* **Your task**
Return all lines from the listing below in which the string "daher" occurs.

* **Information shown**
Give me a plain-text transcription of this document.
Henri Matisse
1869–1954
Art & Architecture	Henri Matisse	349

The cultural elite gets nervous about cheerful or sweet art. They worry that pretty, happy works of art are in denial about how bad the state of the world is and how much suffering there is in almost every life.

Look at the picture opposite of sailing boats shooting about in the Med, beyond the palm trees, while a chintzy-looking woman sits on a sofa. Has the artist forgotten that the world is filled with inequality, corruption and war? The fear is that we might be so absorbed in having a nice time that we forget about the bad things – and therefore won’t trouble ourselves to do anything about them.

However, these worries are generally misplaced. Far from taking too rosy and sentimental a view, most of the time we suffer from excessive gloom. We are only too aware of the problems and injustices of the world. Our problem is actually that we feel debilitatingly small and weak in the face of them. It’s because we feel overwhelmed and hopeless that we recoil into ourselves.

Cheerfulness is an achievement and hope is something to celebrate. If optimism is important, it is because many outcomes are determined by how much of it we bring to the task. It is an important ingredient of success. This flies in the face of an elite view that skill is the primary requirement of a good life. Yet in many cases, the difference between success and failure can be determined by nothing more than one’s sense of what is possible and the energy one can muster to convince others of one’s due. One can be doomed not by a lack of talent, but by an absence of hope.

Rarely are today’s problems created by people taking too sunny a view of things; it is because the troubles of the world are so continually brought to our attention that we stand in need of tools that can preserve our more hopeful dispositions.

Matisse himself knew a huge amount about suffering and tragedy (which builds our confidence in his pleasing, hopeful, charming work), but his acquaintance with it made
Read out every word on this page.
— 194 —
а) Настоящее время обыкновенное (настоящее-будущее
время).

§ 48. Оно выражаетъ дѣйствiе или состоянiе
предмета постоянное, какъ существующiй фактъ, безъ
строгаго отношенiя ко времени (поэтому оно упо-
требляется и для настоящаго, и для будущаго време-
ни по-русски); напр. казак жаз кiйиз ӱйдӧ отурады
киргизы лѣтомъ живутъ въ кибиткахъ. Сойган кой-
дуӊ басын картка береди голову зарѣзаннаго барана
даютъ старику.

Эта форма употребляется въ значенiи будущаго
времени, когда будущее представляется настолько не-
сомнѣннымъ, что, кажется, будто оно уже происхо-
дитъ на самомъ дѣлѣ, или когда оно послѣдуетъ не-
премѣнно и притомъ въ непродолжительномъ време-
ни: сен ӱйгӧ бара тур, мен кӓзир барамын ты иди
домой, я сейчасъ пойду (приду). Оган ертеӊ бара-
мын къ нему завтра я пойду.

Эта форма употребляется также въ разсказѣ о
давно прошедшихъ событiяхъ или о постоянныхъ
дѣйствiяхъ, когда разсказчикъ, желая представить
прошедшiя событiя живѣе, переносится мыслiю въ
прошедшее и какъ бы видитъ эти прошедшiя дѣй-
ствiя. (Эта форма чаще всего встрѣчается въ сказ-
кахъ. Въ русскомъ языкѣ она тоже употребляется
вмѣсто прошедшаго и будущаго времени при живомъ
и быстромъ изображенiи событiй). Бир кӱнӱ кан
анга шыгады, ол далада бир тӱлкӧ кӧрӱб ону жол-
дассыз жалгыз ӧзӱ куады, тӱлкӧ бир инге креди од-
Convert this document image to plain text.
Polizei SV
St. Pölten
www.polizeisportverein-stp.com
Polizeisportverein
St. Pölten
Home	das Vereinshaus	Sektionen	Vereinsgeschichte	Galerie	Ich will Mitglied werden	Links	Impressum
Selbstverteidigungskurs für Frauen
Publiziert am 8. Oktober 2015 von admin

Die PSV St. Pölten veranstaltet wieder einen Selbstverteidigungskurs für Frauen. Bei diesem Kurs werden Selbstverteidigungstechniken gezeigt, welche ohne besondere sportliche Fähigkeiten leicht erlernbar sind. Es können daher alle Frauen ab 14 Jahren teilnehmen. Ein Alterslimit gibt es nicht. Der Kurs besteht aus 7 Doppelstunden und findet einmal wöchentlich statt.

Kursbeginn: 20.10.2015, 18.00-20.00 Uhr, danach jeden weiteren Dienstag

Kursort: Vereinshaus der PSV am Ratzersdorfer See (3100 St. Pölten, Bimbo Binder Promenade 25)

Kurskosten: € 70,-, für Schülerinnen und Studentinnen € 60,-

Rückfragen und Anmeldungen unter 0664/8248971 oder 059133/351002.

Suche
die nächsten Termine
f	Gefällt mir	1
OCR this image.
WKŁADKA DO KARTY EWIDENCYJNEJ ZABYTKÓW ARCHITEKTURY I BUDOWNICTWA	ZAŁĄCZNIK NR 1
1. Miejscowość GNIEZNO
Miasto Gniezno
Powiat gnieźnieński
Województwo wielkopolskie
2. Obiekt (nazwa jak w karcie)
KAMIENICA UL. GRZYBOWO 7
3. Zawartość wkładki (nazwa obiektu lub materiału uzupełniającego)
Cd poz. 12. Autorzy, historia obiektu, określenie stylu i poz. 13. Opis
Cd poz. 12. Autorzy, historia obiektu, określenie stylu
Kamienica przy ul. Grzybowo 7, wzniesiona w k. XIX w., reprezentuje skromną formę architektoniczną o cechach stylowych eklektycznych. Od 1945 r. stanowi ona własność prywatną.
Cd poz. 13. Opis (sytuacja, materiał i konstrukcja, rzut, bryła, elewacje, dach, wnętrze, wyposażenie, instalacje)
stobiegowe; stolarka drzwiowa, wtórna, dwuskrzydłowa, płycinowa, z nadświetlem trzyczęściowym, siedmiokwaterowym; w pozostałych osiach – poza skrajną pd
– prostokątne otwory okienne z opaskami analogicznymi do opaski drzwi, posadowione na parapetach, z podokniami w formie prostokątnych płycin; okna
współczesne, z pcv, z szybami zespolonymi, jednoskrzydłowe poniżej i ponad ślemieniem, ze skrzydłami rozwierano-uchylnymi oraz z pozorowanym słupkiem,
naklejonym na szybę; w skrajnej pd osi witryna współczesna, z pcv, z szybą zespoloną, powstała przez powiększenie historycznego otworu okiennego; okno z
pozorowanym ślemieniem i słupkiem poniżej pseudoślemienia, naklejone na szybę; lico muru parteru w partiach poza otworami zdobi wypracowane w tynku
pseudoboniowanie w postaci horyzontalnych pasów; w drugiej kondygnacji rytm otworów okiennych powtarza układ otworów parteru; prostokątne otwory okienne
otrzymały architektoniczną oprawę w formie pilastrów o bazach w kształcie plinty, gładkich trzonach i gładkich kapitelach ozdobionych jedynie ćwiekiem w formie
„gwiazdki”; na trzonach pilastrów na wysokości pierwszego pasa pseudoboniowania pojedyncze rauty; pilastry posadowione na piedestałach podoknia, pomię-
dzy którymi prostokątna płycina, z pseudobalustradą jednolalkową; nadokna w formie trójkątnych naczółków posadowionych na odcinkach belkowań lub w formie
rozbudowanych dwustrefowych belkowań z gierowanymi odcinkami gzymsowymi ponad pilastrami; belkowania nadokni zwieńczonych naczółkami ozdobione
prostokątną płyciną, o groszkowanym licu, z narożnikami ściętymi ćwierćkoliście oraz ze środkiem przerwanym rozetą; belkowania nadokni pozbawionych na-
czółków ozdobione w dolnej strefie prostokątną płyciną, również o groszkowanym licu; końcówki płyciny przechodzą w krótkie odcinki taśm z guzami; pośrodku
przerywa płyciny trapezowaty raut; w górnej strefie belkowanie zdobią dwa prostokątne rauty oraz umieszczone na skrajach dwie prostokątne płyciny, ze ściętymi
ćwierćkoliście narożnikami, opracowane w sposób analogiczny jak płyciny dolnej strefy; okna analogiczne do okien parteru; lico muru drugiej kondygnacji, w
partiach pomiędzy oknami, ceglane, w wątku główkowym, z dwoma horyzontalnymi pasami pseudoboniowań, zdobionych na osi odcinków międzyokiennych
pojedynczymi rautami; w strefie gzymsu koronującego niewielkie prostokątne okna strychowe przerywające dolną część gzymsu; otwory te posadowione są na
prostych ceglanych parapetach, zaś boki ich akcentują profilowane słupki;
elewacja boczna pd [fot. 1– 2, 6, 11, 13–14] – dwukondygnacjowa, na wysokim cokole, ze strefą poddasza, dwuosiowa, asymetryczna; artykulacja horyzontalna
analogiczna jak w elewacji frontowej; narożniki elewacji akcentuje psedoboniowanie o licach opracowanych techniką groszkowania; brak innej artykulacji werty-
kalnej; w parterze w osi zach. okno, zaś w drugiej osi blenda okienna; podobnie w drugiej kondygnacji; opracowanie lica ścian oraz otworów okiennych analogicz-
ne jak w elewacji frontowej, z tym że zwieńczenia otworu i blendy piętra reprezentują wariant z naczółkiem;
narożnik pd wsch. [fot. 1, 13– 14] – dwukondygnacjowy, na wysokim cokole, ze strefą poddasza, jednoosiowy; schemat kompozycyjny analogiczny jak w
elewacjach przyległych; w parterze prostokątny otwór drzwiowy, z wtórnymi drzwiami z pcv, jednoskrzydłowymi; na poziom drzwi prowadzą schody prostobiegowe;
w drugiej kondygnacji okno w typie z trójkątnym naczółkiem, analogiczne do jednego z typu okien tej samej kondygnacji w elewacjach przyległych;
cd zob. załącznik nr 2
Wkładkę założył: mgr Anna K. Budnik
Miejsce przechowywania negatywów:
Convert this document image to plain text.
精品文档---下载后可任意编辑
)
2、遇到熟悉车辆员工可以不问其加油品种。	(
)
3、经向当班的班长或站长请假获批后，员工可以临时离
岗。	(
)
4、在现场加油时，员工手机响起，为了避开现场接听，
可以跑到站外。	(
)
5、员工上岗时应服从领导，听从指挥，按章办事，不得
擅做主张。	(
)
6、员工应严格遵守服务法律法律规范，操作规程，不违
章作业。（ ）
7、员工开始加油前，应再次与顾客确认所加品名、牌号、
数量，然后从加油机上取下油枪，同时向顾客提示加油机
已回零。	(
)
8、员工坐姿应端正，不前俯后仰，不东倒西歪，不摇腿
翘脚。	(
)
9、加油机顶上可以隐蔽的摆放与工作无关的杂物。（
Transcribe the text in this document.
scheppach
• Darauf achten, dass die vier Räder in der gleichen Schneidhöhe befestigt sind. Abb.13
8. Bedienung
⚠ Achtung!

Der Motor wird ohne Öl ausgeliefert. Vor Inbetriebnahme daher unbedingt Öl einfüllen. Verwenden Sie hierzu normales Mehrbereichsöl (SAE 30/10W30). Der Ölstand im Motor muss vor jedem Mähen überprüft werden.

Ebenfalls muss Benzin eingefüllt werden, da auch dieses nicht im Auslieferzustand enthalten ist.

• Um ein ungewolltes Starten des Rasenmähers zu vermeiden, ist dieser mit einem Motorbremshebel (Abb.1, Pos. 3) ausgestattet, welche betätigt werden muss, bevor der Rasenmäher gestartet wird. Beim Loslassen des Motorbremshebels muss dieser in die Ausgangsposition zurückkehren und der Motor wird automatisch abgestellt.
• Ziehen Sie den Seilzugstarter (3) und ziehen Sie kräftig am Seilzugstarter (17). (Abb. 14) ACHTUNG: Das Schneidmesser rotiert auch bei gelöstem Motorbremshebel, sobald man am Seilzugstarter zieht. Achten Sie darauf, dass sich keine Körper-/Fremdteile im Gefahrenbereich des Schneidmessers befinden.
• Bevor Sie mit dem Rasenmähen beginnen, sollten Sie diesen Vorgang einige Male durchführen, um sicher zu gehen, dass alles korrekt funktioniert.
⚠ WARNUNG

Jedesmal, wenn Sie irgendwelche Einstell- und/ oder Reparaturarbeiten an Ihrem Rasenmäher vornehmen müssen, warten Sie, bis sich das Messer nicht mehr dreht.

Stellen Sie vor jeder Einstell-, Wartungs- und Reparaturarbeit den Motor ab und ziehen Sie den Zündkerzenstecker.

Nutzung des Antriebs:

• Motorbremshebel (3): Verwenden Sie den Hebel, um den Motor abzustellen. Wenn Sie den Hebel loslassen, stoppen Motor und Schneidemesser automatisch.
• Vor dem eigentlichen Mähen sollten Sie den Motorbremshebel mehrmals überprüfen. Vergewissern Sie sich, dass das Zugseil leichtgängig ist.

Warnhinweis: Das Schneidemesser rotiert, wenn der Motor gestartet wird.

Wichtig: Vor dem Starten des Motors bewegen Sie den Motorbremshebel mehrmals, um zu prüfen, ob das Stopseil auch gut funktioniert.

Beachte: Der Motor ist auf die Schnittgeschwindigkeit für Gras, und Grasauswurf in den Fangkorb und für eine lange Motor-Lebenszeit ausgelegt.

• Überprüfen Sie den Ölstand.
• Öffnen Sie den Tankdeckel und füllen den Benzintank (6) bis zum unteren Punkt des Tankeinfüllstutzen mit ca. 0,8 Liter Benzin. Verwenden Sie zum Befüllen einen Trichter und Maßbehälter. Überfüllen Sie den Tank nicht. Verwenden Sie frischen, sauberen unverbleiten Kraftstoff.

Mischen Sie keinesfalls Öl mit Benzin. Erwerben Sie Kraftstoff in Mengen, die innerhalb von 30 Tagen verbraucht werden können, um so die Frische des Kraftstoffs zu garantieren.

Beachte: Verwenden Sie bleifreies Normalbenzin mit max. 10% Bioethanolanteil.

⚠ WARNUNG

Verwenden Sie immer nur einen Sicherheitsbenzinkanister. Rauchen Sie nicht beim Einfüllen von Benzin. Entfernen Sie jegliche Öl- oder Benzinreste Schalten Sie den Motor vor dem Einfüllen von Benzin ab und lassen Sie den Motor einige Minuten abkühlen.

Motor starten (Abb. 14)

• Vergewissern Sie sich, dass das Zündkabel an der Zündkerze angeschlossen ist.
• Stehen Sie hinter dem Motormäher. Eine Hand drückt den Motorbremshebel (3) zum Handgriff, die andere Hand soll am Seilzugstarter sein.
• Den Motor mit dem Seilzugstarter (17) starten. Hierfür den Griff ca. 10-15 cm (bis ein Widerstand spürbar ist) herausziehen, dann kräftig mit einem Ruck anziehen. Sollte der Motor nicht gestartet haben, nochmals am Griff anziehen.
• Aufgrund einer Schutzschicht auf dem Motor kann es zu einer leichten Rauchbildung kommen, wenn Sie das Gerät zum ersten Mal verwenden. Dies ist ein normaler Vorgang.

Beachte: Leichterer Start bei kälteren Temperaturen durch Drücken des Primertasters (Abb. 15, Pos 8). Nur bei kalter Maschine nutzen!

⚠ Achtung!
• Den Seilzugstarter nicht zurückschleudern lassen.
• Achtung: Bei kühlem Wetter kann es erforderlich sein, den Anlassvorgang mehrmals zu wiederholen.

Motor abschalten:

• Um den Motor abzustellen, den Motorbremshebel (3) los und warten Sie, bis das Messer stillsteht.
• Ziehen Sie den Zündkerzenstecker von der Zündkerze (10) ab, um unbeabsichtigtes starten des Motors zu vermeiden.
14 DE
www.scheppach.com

* **Response below**
Die PSV St. Pölten veranstaltet wieder einen Selbstverteidigungskurs für Frauen. Bei diesem Kurs werden Selbstverteidigungstechniken gezeigt, welche ohne besondere sportliche Fähigkeiten leicht erlernbar sind. Es können daher alle Frauen ab 14 Jahren teilnehmen. Ein Alterslimit gibt es nicht. Der Kurs besteht aus 7 Doppelstunden und findet einmal wöchentlich statt.
Der Motor wird ohne Öl ausgeliefert. Vor Inbetriebnahme daher unbedingt Öl einfüllen. Verwenden Sie hierzu normales Mehrbereichsöl (SAE 30/10W30). Der Ölstand im Motor muss vor jedem Mähen überprüft werden.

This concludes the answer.